Region annotation rows
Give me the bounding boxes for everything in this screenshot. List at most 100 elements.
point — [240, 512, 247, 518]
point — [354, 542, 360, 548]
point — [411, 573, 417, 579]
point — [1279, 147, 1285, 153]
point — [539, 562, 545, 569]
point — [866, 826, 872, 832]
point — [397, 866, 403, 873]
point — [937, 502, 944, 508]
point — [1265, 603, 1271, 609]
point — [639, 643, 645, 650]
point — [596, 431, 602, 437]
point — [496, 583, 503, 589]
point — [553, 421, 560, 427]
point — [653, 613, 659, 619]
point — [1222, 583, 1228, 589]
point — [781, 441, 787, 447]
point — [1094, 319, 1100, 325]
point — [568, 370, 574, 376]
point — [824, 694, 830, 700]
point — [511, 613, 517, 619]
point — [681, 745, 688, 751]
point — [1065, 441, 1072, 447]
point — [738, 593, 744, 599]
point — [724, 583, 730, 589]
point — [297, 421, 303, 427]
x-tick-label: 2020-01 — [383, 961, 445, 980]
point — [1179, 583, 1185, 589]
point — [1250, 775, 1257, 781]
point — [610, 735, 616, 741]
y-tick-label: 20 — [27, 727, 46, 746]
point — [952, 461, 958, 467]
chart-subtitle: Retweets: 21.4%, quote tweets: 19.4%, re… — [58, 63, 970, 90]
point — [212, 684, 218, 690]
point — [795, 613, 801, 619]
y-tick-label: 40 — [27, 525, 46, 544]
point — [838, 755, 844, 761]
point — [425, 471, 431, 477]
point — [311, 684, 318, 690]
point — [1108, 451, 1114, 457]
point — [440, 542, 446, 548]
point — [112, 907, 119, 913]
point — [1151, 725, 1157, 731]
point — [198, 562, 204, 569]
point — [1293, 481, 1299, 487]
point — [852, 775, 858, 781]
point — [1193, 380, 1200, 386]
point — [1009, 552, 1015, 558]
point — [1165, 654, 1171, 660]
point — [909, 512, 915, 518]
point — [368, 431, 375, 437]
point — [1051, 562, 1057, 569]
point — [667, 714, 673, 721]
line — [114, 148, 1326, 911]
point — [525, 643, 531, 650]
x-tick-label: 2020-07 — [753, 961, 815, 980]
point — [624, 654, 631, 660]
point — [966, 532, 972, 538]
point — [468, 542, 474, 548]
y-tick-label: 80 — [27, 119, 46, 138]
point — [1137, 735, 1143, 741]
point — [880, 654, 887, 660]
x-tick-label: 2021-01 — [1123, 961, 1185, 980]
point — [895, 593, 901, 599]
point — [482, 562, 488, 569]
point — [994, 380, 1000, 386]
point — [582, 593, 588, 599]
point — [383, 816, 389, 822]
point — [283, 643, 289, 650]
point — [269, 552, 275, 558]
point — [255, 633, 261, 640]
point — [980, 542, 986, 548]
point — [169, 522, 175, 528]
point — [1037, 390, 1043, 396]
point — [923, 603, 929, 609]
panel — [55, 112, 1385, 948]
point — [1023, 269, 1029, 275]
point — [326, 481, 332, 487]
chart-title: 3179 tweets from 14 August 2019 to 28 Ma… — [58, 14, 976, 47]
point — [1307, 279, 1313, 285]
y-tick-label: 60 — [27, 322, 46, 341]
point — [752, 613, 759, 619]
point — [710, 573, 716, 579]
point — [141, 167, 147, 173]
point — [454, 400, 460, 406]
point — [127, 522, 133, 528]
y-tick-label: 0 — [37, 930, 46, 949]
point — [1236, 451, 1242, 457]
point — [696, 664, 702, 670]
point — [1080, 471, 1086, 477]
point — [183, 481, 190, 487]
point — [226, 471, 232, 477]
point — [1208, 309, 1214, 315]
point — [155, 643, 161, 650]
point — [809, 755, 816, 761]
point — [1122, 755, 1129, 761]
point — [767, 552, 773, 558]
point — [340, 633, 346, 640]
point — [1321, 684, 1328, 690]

SHORT PROBLEM: Copy out every row above word for word, keeping each one intact and in its original order.

RESULT:
Give me the bounding boxes for everything in this screenshot. List at most 100 elements.
point — [240, 512, 247, 518]
point — [354, 542, 360, 548]
point — [411, 573, 417, 579]
point — [1279, 147, 1285, 153]
point — [539, 562, 545, 569]
point — [866, 826, 872, 832]
point — [397, 866, 403, 873]
point — [937, 502, 944, 508]
point — [1265, 603, 1271, 609]
point — [639, 643, 645, 650]
point — [596, 431, 602, 437]
point — [496, 583, 503, 589]
point — [553, 421, 560, 427]
point — [653, 613, 659, 619]
point — [1222, 583, 1228, 589]
point — [781, 441, 787, 447]
point — [1094, 319, 1100, 325]
point — [568, 370, 574, 376]
point — [824, 694, 830, 700]
point — [511, 613, 517, 619]
point — [681, 745, 688, 751]
point — [1065, 441, 1072, 447]
point — [738, 593, 744, 599]
point — [724, 583, 730, 589]
point — [297, 421, 303, 427]
x-tick-label: 2020-01 — [383, 961, 445, 980]
point — [1179, 583, 1185, 589]
point — [1250, 775, 1257, 781]
point — [610, 735, 616, 741]
y-tick-label: 20 — [27, 727, 46, 746]
point — [952, 461, 958, 467]
chart-subtitle: Retweets: 21.4%, quote tweets: 19.4%, re… — [58, 63, 970, 90]
point — [212, 684, 218, 690]
point — [795, 613, 801, 619]
y-tick-label: 40 — [27, 525, 46, 544]
point — [838, 755, 844, 761]
point — [425, 471, 431, 477]
point — [311, 684, 318, 690]
point — [1108, 451, 1114, 457]
point — [440, 542, 446, 548]
point — [112, 907, 119, 913]
point — [1151, 725, 1157, 731]
point — [198, 562, 204, 569]
point — [1293, 481, 1299, 487]
point — [852, 775, 858, 781]
point — [1193, 380, 1200, 386]
point — [1009, 552, 1015, 558]
point — [1165, 654, 1171, 660]
point — [909, 512, 915, 518]
point — [368, 431, 375, 437]
point — [1051, 562, 1057, 569]
point — [667, 714, 673, 721]
line — [114, 148, 1326, 911]
point — [525, 643, 531, 650]
x-tick-label: 2020-07 — [753, 961, 815, 980]
point — [624, 654, 631, 660]
point — [966, 532, 972, 538]
point — [468, 542, 474, 548]
y-tick-label: 80 — [27, 119, 46, 138]
point — [1137, 735, 1143, 741]
point — [880, 654, 887, 660]
x-tick-label: 2021-01 — [1123, 961, 1185, 980]
point — [895, 593, 901, 599]
point — [482, 562, 488, 569]
point — [994, 380, 1000, 386]
point — [582, 593, 588, 599]
point — [383, 816, 389, 822]
point — [283, 643, 289, 650]
point — [269, 552, 275, 558]
point — [255, 633, 261, 640]
point — [980, 542, 986, 548]
point — [169, 522, 175, 528]
point — [1037, 390, 1043, 396]
point — [923, 603, 929, 609]
panel — [55, 112, 1385, 948]
point — [1023, 269, 1029, 275]
point — [326, 481, 332, 487]
chart-title: 3179 tweets from 14 August 2019 to 28 Ma… — [58, 14, 976, 47]
point — [1307, 279, 1313, 285]
y-tick-label: 60 — [27, 322, 46, 341]
point — [752, 613, 759, 619]
point — [710, 573, 716, 579]
point — [141, 167, 147, 173]
point — [454, 400, 460, 406]
point — [127, 522, 133, 528]
y-tick-label: 0 — [37, 930, 46, 949]
point — [1236, 451, 1242, 457]
point — [696, 664, 702, 670]
point — [1080, 471, 1086, 477]
point — [183, 481, 190, 487]
point — [226, 471, 232, 477]
point — [1208, 309, 1214, 315]
point — [155, 643, 161, 650]
point — [809, 755, 816, 761]
point — [1122, 755, 1129, 761]
point — [767, 552, 773, 558]
point — [340, 633, 346, 640]
point — [1321, 684, 1328, 690]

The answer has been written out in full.